INPUT RECORDS:
+-------+

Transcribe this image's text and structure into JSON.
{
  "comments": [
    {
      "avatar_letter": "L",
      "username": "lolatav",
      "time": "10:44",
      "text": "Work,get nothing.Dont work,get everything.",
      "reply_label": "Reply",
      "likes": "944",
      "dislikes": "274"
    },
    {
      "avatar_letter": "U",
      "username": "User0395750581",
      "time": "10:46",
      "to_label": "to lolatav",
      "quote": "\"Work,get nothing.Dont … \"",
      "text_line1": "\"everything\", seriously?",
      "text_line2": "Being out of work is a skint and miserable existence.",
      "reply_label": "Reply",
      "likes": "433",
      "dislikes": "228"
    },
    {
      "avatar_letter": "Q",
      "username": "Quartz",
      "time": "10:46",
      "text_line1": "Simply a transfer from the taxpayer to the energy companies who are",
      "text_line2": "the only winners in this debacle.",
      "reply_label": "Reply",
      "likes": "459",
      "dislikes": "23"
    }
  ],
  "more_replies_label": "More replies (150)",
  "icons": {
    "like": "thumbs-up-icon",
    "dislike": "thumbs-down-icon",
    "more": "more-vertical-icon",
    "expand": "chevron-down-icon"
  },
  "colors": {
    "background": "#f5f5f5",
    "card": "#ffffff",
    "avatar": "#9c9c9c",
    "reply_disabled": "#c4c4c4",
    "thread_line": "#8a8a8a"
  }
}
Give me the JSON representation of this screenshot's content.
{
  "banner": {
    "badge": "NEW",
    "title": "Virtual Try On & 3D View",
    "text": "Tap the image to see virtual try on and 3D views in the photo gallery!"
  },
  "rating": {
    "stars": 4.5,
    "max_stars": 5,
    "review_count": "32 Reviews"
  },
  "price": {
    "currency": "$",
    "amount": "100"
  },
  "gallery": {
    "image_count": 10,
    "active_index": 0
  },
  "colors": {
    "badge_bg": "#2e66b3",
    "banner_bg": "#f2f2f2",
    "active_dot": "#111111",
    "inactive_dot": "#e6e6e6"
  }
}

+-------+

WHAT THE EXERCISE ASKS: What needs duplicating is the run of lines from the one containing "Give me the" through the last line of the entries above, exact and complete.

TASK RESPONSE:
Give me the JSON representation of this screenshot's content.
{
  "banner": {
    "badge": "NEW",
    "title": "Virtual Try On & 3D View",
    "text": "Tap the image to see virtual try on and 3D views in the photo gallery!"
  },
  "rating": {
    "stars": 4.5,
    "max_stars": 5,
    "review_count": "32 Reviews"
  },
  "price": {
    "currency": "$",
    "amount": "100"
  },
  "gallery": {
    "image_count": 10,
    "active_index": 0
  },
  "colors": {
    "badge_bg": "#2e66b3",
    "banner_bg": "#f2f2f2",
    "active_dot": "#111111",
    "inactive_dot": "#e6e6e6"
  }
}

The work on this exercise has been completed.